# What you are asked to do
Assemble all lines in which the string "nuclei" appears.

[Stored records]
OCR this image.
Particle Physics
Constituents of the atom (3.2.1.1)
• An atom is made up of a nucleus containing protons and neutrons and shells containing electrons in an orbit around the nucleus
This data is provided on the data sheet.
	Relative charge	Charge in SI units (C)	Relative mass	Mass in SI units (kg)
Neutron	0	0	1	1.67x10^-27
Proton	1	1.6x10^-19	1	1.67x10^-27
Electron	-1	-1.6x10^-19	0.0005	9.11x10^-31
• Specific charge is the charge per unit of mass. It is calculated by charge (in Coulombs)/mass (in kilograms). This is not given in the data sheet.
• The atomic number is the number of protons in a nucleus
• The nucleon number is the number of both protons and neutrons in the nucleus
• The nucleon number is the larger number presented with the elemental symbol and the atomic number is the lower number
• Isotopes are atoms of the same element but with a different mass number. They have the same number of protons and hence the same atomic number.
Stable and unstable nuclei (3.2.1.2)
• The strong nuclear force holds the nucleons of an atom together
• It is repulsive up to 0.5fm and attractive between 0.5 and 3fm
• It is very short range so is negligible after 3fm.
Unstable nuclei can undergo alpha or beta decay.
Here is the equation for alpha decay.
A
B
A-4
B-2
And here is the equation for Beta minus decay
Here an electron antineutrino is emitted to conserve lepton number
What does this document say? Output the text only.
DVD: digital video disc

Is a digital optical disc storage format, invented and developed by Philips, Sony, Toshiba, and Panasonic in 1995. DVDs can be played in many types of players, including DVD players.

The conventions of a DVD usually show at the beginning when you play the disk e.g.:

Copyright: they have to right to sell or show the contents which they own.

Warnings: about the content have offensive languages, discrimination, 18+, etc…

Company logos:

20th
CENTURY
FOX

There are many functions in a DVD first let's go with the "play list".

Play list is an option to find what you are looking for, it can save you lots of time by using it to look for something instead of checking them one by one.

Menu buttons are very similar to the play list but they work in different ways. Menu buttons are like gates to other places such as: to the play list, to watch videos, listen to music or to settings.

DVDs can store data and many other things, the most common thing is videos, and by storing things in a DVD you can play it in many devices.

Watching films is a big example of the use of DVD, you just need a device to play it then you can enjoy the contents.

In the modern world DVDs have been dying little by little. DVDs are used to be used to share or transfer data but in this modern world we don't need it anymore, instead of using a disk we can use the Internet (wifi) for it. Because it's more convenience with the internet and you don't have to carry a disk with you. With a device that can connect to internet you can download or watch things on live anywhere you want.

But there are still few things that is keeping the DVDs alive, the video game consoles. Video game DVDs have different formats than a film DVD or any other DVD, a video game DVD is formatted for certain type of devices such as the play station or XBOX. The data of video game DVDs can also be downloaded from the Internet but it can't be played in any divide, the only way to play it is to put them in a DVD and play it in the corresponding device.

# In response
Stable and unstable nuclei (3.2.1.2)
Unstable nuclei can undergo alpha or beta decay.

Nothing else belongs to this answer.